Written instruction – Type out the complete listing below word for word, without its pictures.

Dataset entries
┄┄┄┄┄┄┄┄┄┄┄┄┄┄┄┄┄┄┄┄
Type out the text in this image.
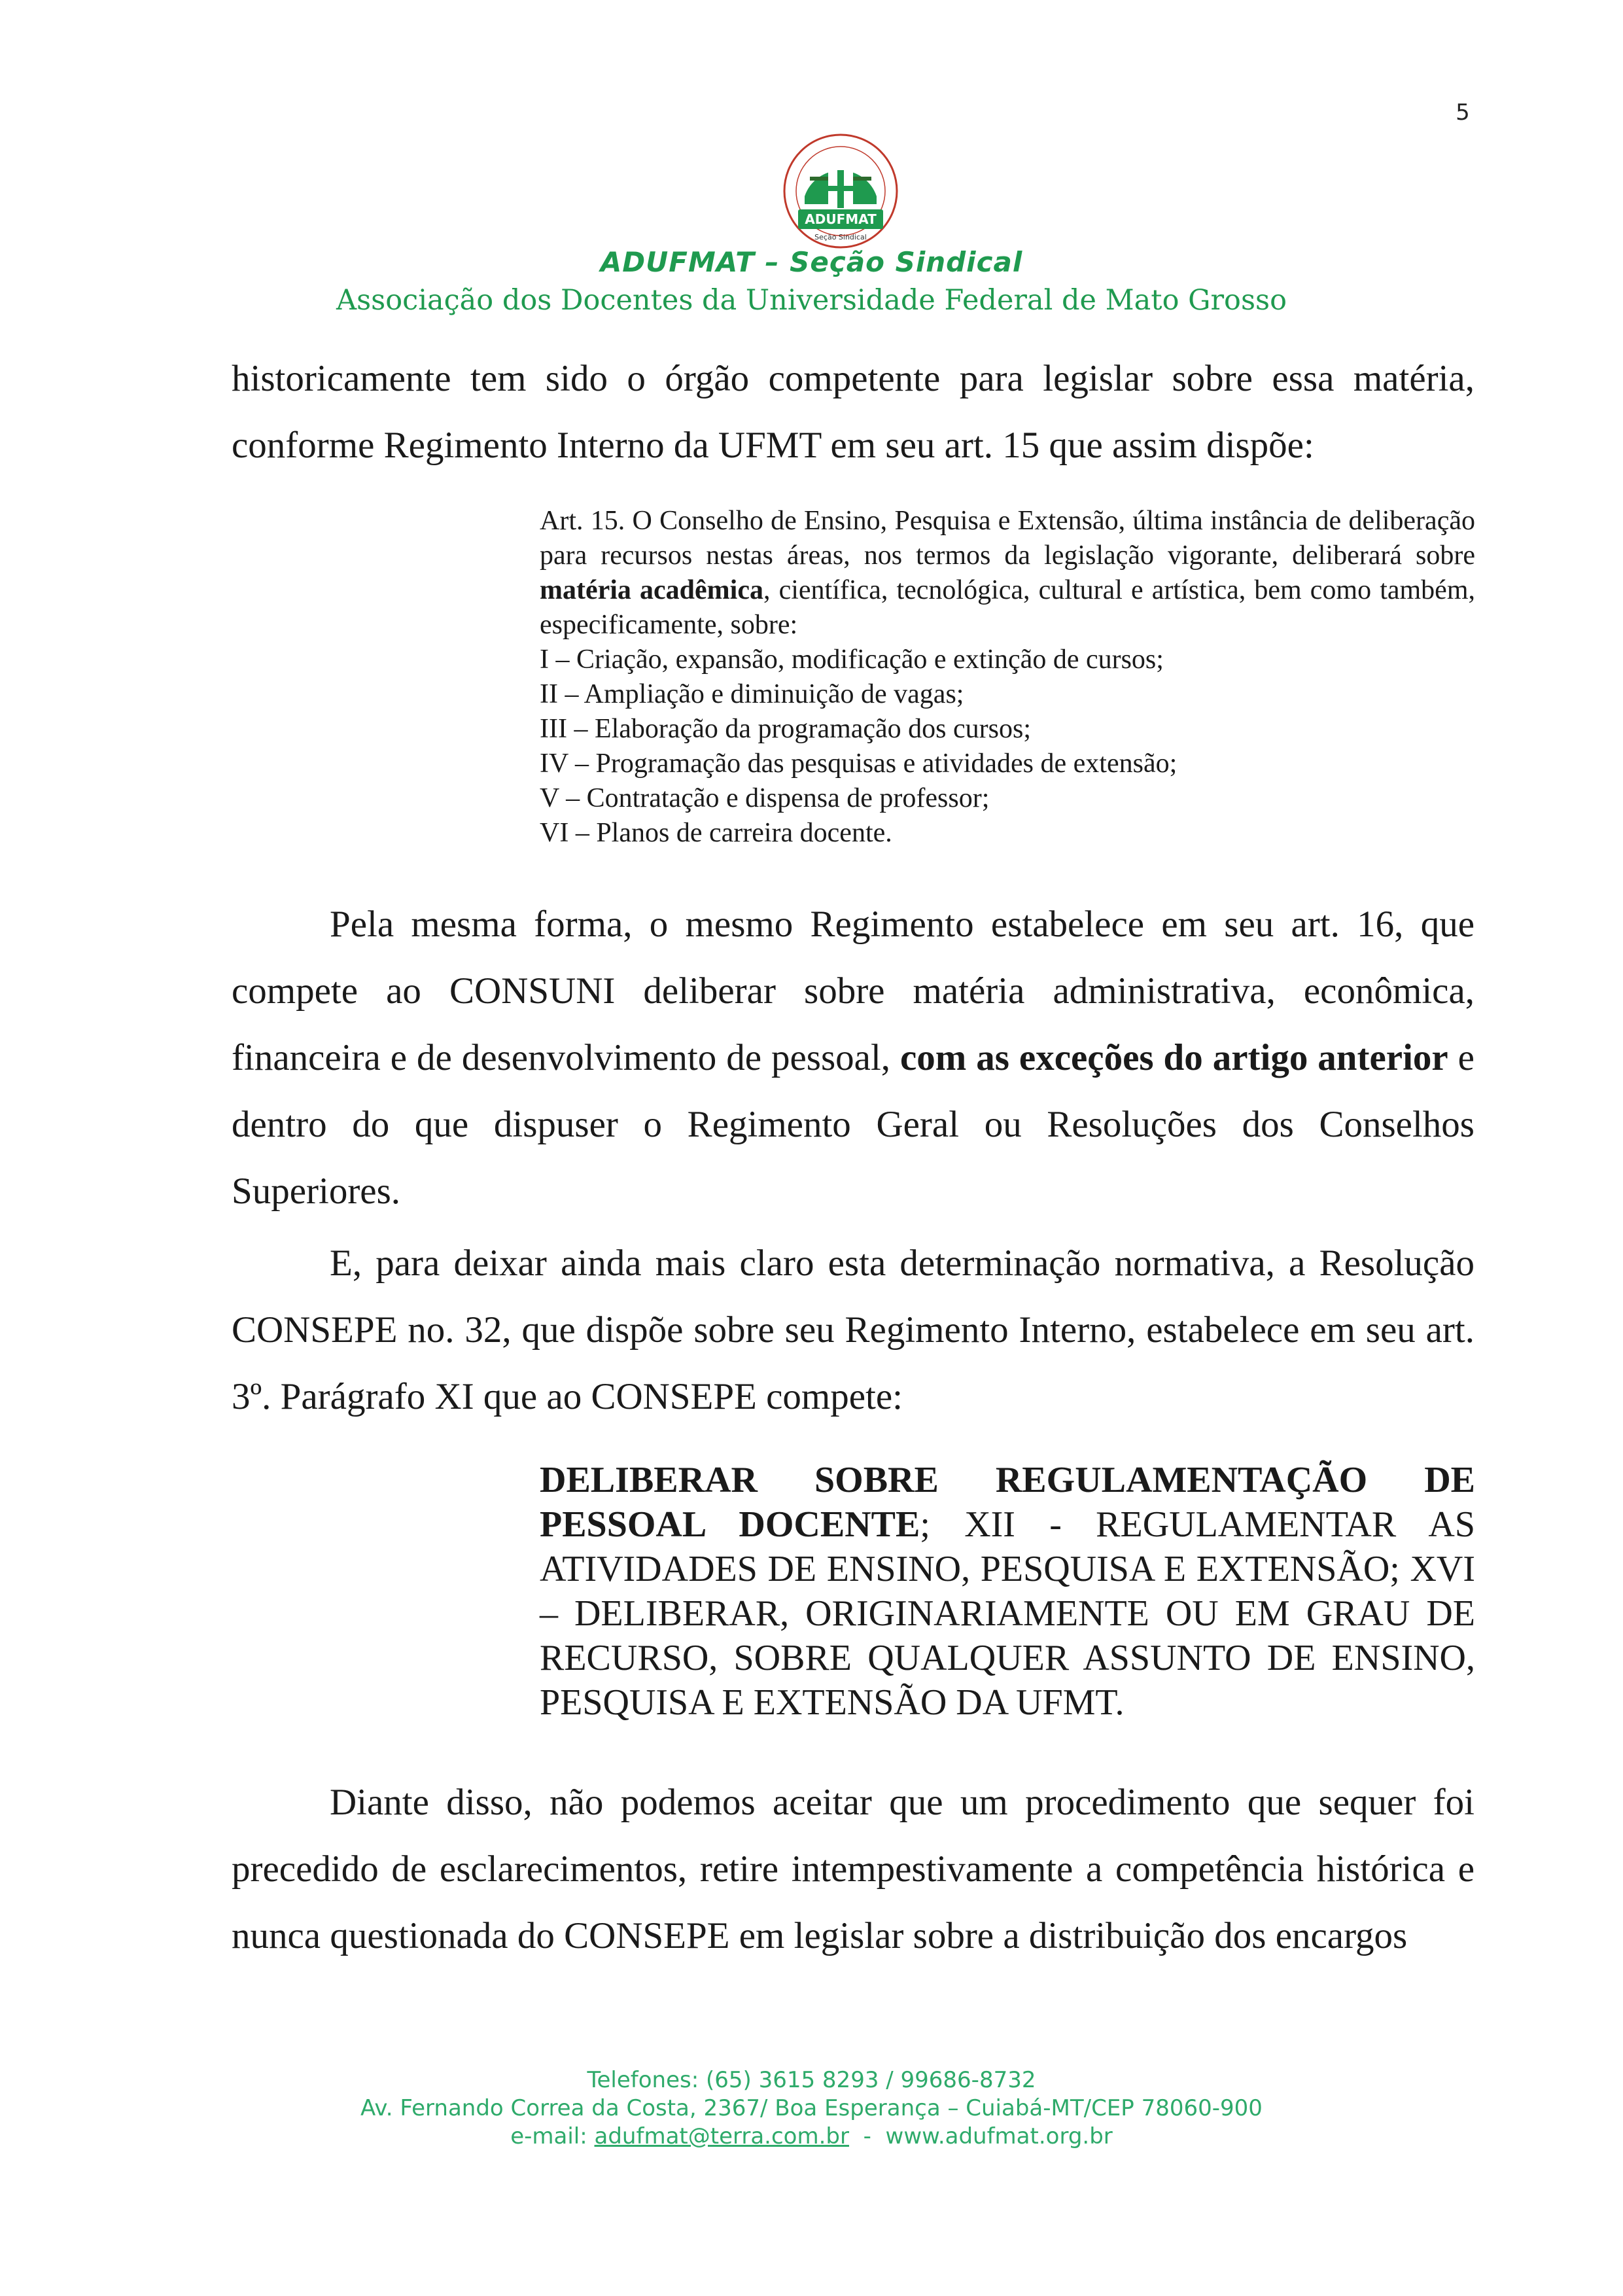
5
ADUFMAT
Seção Sindical
ADUFMAT – Seção Sindical
Associação dos Docentes da Universidade Federal de Mato Grosso
historicamente tem sido o órgão competente para legislar sobre essa matéria, conforme Regimento Interno da UFMT em seu art. 15 que assim dispõe:
Art. 15. O Conselho de Ensino, Pesquisa e Extensão, última instância de deliberação para recursos nestas áreas, nos termos da legislação vigorante, deliberará sobre matéria acadêmica, científica, tecnológica, cultural e artística, bem como também, especificamente, sobre:
I – Criação, expansão, modificação e extinção de cursos;
II – Ampliação e diminuição de vagas;
III – Elaboração da programação dos cursos;
IV – Programação das pesquisas e atividades de extensão;
V – Contratação e dispensa de professor;
VI – Planos de carreira docente.
Pela mesma forma, o mesmo Regimento estabelece em seu art. 16, que compete ao CONSUNI deliberar sobre matéria administrativa, econômica, financeira e de desenvolvimento de pessoal, com as exceções do artigo anterior e dentro do que dispuser o Regimento Geral ou Resoluções dos Conselhos Superiores.
E, para deixar ainda mais claro esta determinação normativa, a Resolução CONSEPE no. 32, que dispõe sobre seu Regimento Interno, estabelece em seu art. 3º. Parágrafo XI que ao CONSEPE compete:
DELIBERAR SOBRE REGULAMENTAÇÃO DE PESSOAL DOCENTE; XII - REGULAMENTAR AS ATIVIDADES DE ENSINO, PESQUISA E EXTENSÃO; XVI – DELIBERAR, ORIGINARIAMENTE OU EM GRAU DE RECURSO, SOBRE QUALQUER ASSUNTO DE ENSINO, PESQUISA E EXTENSÃO DA UFMT.
Diante disso, não podemos aceitar que um procedimento que sequer foi precedido de esclarecimentos, retire intempestivamente a competência histórica e nunca questionada do CONSEPE em legislar sobre a distribuição dos encargos
Telefones: (65) 3615 8293 / 99686-8732
Av. Fernando Correa da Costa, 2367/ Boa Esperança – Cuiabá-MT/CEP 78060-900
e-mail: adufmat@terra.com.br - www.adufmat.org.br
┄┄┄┄┄┄┄┄┄┄┄┄┄┄┄┄┄┄┄┄
Task result –
Type out the text in this image.
5
ADUFMAT
Seção Sindical
ADUFMAT – Seção Sindical
Associação dos Docentes da Universidade Federal de Mato Grosso
historicamente tem sido o órgão competente para legislar sobre essa matéria, conforme Regimento Interno da UFMT em seu art. 15 que assim dispõe:
Art. 15. O Conselho de Ensino, Pesquisa e Extensão, última instância de deliberação para recursos nestas áreas, nos termos da legislação vigorante, deliberará sobre matéria acadêmica, científica, tecnológica, cultural e artística, bem como também, especificamente, sobre:
I – Criação, expansão, modificação e extinção de cursos;
II – Ampliação e diminuição de vagas;
III – Elaboração da programação dos cursos;
IV – Programação das pesquisas e atividades de extensão;
V – Contratação e dispensa de professor;
VI – Planos de carreira docente.
Pela mesma forma, o mesmo Regimento estabelece em seu art. 16, que compete ao CONSUNI deliberar sobre matéria administrativa, econômica, financeira e de desenvolvimento de pessoal, com as exceções do artigo anterior e dentro do que dispuser o Regimento Geral ou Resoluções dos Conselhos Superiores.
E, para deixar ainda mais claro esta determinação normativa, a Resolução CONSEPE no. 32, que dispõe sobre seu Regimento Interno, estabelece em seu art. 3º. Parágrafo XI que ao CONSEPE compete:
DELIBERAR SOBRE REGULAMENTAÇÃO DE PESSOAL DOCENTE; XII - REGULAMENTAR AS ATIVIDADES DE ENSINO, PESQUISA E EXTENSÃO; XVI – DELIBERAR, ORIGINARIAMENTE OU EM GRAU DE RECURSO, SOBRE QUALQUER ASSUNTO DE ENSINO, PESQUISA E EXTENSÃO DA UFMT.
Diante disso, não podemos aceitar que um procedimento que sequer foi precedido de esclarecimentos, retire intempestivamente a competência histórica e nunca questionada do CONSEPE em legislar sobre a distribuição dos encargos
Telefones: (65) 3615 8293 / 99686-8732
Av. Fernando Correa da Costa, 2367/ Boa Esperança – Cuiabá-MT/CEP 78060-900
e-mail: adufmat@terra.com.br - www.adufmat.org.br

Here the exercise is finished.